--- Start Record set ---

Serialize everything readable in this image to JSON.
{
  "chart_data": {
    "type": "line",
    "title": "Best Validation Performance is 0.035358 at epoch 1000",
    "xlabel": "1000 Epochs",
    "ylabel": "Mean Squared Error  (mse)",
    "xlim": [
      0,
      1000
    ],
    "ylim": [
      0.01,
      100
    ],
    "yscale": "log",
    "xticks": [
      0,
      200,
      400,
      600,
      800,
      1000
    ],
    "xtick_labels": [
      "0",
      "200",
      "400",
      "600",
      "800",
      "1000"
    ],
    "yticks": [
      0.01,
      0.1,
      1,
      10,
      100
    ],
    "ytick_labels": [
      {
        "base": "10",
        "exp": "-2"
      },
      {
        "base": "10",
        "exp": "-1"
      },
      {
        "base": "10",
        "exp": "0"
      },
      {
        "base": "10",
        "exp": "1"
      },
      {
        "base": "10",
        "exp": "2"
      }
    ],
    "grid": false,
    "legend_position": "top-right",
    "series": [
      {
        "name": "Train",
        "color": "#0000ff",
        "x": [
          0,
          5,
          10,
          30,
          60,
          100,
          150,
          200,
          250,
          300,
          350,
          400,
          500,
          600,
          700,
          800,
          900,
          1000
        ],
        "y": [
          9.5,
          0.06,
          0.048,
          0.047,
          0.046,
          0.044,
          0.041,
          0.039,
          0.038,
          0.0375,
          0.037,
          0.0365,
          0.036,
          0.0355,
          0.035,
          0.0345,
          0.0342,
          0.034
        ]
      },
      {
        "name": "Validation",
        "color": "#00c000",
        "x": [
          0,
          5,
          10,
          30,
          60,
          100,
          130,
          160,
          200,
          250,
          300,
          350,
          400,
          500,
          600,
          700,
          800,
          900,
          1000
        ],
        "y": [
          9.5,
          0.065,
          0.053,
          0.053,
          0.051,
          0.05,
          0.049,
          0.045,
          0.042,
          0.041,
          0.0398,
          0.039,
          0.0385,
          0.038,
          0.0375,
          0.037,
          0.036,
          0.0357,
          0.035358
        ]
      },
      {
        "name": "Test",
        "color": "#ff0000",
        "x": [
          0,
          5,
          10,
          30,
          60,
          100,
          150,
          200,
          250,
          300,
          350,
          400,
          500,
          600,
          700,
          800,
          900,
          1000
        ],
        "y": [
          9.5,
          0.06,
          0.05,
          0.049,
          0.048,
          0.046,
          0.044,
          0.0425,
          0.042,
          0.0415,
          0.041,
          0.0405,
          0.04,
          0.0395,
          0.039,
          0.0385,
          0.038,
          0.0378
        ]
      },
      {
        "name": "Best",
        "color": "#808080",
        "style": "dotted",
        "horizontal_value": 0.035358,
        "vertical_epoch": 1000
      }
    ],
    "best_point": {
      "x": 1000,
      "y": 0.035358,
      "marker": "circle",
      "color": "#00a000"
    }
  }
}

--- End Record set ---

Set exercise | Print out all the entries precisely as written.

Reply to the task |
Serialize everything readable in this image to JSON.
{
  "chart_data": {
    "type": "line",
    "title": "Best Validation Performance is 0.035358 at epoch 1000",
    "xlabel": "1000 Epochs",
    "ylabel": "Mean Squared Error  (mse)",
    "xlim": [
      0,
      1000
    ],
    "ylim": [
      0.01,
      100
    ],
    "yscale": "log",
    "xticks": [
      0,
      200,
      400,
      600,
      800,
      1000
    ],
    "xtick_labels": [
      "0",
      "200",
      "400",
      "600",
      "800",
      "1000"
    ],
    "yticks": [
      0.01,
      0.1,
      1,
      10,
      100
    ],
    "ytick_labels": [
      {
        "base": "10",
        "exp": "-2"
      },
      {
        "base": "10",
        "exp": "-1"
      },
      {
        "base": "10",
        "exp": "0"
      },
      {
        "base": "10",
        "exp": "1"
      },
      {
        "base": "10",
        "exp": "2"
      }
    ],
    "grid": false,
    "legend_position": "top-right",
    "series": [
      {
        "name": "Train",
        "color": "#0000ff",
        "x": [
          0,
          5,
          10,
          30,
          60,
          100,
          150,
          200,
          250,
          300,
          350,
          400,
          500,
          600,
          700,
          800,
          900,
          1000
        ],
        "y": [
          9.5,
          0.06,
          0.048,
          0.047,
          0.046,
          0.044,
          0.041,
          0.039,
          0.038,
          0.0375,
          0.037,
          0.0365,
          0.036,
          0.0355,
          0.035,
          0.0345,
          0.0342,
          0.034
        ]
      },
      {
        "name": "Validation",
        "color": "#00c000",
        "x": [
          0,
          5,
          10,
          30,
          60,
          100,
          130,
          160,
          200,
          250,
          300,
          350,
          400,
          500,
          600,
          700,
          800,
          900,
          1000
        ],
        "y": [
          9.5,
          0.065,
          0.053,
          0.053,
          0.051,
          0.05,
          0.049,
          0.045,
          0.042,
          0.041,
          0.0398,
          0.039,
          0.0385,
          0.038,
          0.0375,
          0.037,
          0.036,
          0.0357,
          0.035358
        ]
      },
      {
        "name": "Test",
        "color": "#ff0000",
        "x": [
          0,
          5,
          10,
          30,
          60,
          100,
          150,
          200,
          250,
          300,
          350,
          400,
          500,
          600,
          700,
          800,
          900,
          1000
        ],
        "y": [
          9.5,
          0.06,
          0.05,
          0.049,
          0.048,
          0.046,
          0.044,
          0.0425,
          0.042,
          0.0415,
          0.041,
          0.0405,
          0.04,
          0.0395,
          0.039,
          0.0385,
          0.038,
          0.0378
        ]
      },
      {
        "name": "Best",
        "color": "#808080",
        "style": "dotted",
        "horizontal_value": 0.035358,
        "vertical_epoch": 1000
      }
    ],
    "best_point": {
      "x": 1000,
      "y": 0.035358,
      "marker": "circle",
      "color": "#00a000"
    }
  }
}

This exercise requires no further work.